▶ _Your objective_
In the records that follow, locate every line with "color" and extract it.
--- START ---
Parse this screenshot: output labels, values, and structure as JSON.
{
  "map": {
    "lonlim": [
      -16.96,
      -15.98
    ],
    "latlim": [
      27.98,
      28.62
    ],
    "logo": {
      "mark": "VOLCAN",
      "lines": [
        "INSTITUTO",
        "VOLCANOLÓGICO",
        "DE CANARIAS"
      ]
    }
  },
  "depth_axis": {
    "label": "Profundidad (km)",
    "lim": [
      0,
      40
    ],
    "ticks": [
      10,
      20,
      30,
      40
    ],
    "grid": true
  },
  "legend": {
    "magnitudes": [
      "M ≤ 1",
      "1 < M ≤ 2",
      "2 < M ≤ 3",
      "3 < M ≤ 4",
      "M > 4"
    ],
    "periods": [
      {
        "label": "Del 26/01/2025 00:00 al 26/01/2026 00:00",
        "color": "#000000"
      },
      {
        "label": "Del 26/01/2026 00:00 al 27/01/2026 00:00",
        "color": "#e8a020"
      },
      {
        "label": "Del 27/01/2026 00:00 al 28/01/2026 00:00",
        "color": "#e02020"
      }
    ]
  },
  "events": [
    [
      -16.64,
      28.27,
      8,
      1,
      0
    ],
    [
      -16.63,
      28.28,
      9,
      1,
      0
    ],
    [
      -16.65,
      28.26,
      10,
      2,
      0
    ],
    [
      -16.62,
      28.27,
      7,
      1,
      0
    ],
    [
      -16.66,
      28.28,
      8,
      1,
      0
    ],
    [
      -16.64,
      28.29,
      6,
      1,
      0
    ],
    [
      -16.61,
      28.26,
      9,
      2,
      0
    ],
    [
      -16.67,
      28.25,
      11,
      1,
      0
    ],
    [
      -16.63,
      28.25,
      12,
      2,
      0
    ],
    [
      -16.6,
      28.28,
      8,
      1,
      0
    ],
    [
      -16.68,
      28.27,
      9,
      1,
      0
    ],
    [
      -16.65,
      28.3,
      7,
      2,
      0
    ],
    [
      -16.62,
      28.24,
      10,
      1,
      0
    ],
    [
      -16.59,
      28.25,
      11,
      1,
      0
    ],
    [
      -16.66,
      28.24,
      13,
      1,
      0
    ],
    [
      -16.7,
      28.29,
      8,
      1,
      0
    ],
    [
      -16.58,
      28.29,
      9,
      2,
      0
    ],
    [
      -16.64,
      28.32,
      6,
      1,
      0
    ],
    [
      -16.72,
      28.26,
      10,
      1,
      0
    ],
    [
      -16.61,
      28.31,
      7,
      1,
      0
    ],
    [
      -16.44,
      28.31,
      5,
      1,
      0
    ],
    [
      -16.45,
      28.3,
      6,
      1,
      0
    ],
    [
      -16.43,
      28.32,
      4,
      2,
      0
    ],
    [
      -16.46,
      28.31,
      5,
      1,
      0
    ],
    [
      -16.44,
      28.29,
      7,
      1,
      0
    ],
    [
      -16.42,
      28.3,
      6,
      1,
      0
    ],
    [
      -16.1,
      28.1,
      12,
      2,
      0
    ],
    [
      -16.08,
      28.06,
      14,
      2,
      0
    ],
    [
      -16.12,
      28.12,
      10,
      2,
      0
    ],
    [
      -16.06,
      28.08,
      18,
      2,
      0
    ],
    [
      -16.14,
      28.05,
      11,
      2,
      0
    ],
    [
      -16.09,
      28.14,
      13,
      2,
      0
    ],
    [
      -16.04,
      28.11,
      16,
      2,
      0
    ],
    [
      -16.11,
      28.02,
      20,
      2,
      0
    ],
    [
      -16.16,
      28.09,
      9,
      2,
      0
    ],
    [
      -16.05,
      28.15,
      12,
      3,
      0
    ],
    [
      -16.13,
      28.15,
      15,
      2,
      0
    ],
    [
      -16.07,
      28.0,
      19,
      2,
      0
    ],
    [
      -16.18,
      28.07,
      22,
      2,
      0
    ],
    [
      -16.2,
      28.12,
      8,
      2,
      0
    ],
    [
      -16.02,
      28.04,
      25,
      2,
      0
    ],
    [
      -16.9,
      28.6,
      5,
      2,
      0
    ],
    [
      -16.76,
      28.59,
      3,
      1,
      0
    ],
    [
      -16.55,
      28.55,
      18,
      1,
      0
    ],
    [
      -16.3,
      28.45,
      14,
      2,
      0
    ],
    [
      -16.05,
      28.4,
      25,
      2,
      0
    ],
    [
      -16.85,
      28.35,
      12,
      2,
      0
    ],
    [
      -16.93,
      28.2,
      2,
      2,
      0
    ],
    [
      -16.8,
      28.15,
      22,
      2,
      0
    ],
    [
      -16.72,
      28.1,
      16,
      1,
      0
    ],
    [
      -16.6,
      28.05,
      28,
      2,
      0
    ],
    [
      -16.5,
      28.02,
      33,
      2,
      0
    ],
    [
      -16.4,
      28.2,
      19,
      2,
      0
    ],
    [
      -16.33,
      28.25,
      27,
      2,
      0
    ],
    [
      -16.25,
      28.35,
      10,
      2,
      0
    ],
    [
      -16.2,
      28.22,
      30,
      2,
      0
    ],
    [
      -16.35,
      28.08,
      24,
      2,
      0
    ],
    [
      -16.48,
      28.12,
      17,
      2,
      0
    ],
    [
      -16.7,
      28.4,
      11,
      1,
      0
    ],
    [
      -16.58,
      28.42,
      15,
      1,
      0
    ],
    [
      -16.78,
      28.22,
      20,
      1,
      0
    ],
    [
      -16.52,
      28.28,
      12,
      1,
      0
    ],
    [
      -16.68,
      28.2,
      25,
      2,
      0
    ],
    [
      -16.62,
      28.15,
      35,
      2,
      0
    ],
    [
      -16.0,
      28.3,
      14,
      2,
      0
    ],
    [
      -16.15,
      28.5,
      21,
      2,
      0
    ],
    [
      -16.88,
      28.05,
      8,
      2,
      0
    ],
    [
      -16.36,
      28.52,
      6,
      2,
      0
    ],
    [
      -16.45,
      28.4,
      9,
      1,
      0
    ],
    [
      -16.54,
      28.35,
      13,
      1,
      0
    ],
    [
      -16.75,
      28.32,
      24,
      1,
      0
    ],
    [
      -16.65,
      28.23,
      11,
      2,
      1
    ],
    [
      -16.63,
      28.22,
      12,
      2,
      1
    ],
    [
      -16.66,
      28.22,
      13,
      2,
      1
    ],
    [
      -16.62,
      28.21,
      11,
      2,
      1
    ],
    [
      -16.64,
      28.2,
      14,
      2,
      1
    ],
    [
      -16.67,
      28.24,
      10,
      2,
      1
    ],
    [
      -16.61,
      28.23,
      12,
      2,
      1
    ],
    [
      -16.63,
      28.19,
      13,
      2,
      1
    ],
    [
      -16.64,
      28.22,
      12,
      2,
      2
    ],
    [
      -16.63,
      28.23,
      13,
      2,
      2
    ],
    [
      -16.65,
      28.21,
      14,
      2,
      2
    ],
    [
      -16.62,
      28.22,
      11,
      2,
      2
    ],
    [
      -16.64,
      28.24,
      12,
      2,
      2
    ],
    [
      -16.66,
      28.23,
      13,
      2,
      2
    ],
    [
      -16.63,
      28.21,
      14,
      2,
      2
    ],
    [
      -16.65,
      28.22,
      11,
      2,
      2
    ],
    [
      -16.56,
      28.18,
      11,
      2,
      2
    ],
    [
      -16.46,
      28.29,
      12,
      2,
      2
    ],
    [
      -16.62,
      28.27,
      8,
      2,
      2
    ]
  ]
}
--- END ---
▶ _Right answer_
        "color": "#000000"
        "color": "#e8a020"
        "color": "#e02020"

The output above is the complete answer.